BEGIN GIVEN DATA
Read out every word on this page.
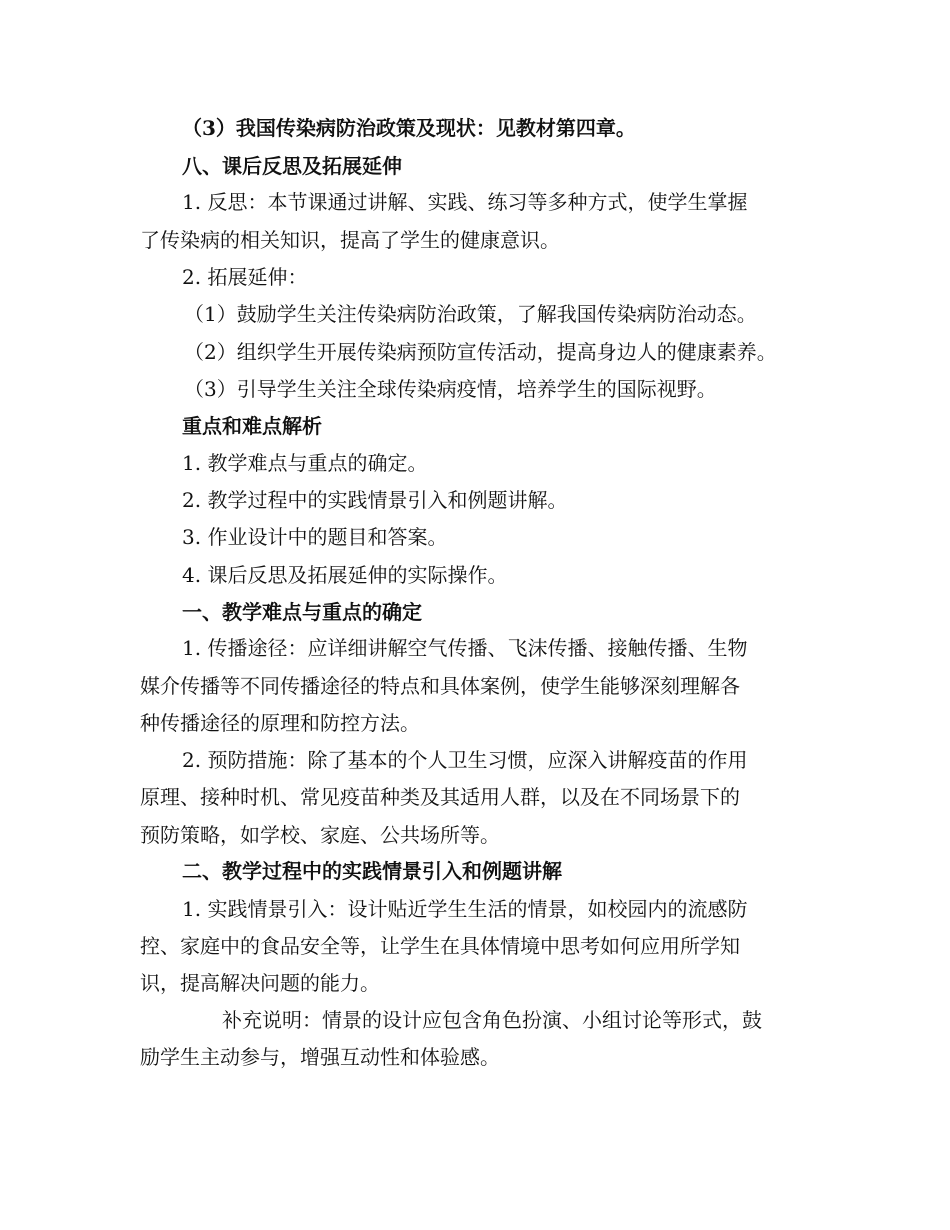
（3）我国传染病防治政策及现状：见教材第四章。
八、课后反思及拓展延伸
1. 反思：本节课通过讲解、实践、练习等多种方式，使学生掌握
了传染病的相关知识，提高了学生的健康意识。
2. 拓展延伸：
（1）鼓励学生关注传染病防治政策，了解我国传染病防治动态。
（2）组织学生开展传染病预防宣传活动，提高身边人的健康素养。
（3）引导学生关注全球传染病疫情，培养学生的国际视野。
重点和难点解析
1. 教学难点与重点的确定。
2. 教学过程中的实践情景引入和例题讲解。
3. 作业设计中的题目和答案。
4. 课后反思及拓展延伸的实际操作。
一、教学难点与重点的确定
1. 传播途径：应详细讲解空气传播、飞沫传播、接触传播、生物
媒介传播等不同传播途径的特点和具体案例，使学生能够深刻理解各
种传播途径的原理和防控方法。
2. 预防措施：除了基本的个人卫生习惯，应深入讲解疫苗的作用
原理、接种时机、常见疫苗种类及其适用人群，以及在不同场景下的
预防策略，如学校、家庭、公共场所等。
二、教学过程中的实践情景引入和例题讲解
1. 实践情景引入：设计贴近学生生活的情景，如校园内的流感防
控、家庭中的食品安全等，让学生在具体情境中思考如何应用所学知
识，提高解决问题的能力。
补充说明：情景的设计应包含角色扮演、小组讨论等形式，鼓
励学生主动参与，增强互动性和体验感。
END GIVEN DATA
== PROBLEM ==
Return all of the entries exactly as written, but drop any pictures they hold.

== SOLUTION ==
Read out every word on this page.
（3）我国传染病防治政策及现状：见教材第四章。
八、课后反思及拓展延伸
1. 反思：本节课通过讲解、实践、练习等多种方式，使学生掌握
了传染病的相关知识，提高了学生的健康意识。
2. 拓展延伸：
（1）鼓励学生关注传染病防治政策，了解我国传染病防治动态。
（2）组织学生开展传染病预防宣传活动，提高身边人的健康素养。
（3）引导学生关注全球传染病疫情，培养学生的国际视野。
重点和难点解析
1. 教学难点与重点的确定。
2. 教学过程中的实践情景引入和例题讲解。
3. 作业设计中的题目和答案。
4. 课后反思及拓展延伸的实际操作。
一、教学难点与重点的确定
1. 传播途径：应详细讲解空气传播、飞沫传播、接触传播、生物
媒介传播等不同传播途径的特点和具体案例，使学生能够深刻理解各
种传播途径的原理和防控方法。
2. 预防措施：除了基本的个人卫生习惯，应深入讲解疫苗的作用
原理、接种时机、常见疫苗种类及其适用人群，以及在不同场景下的
预防策略，如学校、家庭、公共场所等。
二、教学过程中的实践情景引入和例题讲解
1. 实践情景引入：设计贴近学生生活的情景，如校园内的流感防
控、家庭中的食品安全等，让学生在具体情境中思考如何应用所学知
识，提高解决问题的能力。
补充说明：情景的设计应包含角色扮演、小组讨论等形式，鼓
励学生主动参与，增强互动性和体验感。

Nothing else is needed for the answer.